**Job**: Extract every line that contains the string "where".

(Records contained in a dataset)
##############################

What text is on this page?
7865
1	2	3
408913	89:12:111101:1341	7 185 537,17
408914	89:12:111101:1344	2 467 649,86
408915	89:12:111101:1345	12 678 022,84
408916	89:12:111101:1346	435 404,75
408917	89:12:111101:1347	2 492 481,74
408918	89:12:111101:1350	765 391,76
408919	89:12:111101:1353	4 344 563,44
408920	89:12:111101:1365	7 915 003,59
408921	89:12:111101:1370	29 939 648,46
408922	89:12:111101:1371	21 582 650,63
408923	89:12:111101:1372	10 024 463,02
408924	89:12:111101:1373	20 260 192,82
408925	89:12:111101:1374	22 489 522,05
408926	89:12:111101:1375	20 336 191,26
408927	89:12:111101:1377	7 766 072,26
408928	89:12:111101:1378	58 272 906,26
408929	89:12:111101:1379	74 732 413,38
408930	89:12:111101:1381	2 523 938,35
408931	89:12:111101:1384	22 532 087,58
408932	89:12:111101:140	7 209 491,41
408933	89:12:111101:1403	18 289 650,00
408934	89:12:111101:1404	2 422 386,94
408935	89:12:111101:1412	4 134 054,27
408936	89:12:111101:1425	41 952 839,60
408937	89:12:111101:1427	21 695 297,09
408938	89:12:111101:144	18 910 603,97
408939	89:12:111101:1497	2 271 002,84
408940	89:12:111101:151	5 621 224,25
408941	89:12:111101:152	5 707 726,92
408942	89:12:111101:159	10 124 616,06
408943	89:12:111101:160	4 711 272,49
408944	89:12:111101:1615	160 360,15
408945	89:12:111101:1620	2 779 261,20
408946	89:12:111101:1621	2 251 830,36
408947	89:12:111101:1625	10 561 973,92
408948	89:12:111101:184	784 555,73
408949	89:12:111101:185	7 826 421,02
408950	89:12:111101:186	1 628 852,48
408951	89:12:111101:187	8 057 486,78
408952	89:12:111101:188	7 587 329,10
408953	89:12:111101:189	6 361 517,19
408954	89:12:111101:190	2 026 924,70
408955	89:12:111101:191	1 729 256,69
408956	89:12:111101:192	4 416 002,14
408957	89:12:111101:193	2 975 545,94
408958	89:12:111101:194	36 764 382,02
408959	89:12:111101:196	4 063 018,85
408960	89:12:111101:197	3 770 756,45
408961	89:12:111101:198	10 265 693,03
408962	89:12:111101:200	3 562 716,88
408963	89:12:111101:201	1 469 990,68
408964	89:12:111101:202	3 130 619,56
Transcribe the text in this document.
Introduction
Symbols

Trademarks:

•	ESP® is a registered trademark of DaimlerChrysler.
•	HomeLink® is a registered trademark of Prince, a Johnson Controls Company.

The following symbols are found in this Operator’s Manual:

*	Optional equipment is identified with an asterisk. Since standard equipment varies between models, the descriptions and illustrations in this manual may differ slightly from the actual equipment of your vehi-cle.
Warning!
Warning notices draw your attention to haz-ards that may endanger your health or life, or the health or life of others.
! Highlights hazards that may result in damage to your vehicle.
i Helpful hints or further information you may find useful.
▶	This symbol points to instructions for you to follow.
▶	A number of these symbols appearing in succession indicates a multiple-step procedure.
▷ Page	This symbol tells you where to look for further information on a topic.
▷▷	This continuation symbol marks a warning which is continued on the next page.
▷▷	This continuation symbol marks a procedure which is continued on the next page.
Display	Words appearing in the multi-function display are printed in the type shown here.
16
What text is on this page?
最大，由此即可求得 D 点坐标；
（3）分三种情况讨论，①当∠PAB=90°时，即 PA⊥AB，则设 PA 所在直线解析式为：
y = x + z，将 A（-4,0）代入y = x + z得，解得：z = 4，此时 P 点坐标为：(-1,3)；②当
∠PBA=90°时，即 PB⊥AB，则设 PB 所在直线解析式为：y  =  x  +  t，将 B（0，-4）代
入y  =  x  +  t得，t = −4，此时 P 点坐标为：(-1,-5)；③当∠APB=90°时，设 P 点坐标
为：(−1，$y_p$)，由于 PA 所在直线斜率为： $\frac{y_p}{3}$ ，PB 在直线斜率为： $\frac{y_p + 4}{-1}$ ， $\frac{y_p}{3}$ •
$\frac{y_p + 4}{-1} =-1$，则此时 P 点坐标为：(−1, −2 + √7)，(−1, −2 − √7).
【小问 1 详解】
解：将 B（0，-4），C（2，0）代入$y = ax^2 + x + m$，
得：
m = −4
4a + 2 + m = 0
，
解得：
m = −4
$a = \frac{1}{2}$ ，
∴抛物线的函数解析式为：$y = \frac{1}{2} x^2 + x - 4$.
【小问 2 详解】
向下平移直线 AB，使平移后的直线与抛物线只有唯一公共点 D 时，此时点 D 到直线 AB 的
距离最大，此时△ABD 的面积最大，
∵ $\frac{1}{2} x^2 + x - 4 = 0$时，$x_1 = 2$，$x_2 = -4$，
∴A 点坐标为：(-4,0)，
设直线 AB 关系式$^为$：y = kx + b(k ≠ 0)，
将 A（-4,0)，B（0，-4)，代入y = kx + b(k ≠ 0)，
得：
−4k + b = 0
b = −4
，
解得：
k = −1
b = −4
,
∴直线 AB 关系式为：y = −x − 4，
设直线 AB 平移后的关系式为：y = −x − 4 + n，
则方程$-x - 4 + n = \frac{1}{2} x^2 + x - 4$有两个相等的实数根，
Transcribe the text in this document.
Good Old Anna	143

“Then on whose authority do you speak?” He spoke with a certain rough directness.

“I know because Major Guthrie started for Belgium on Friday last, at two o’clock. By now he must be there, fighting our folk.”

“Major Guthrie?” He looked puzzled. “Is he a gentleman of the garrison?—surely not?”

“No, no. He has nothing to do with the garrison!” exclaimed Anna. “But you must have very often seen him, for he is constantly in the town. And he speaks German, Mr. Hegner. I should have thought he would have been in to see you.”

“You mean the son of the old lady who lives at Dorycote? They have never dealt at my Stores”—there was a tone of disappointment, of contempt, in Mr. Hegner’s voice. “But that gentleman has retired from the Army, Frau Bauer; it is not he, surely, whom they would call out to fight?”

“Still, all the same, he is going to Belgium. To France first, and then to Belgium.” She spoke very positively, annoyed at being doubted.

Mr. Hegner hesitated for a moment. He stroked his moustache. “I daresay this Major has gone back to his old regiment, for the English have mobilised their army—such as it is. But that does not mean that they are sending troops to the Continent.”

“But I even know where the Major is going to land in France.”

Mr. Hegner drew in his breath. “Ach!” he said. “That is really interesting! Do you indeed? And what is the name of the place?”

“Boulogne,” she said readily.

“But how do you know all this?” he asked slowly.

##############################

**Output for this task**:
▷ Page	This symbol tells you where to look for further information on a topic.
“But I even know where the Major is going to land in France.”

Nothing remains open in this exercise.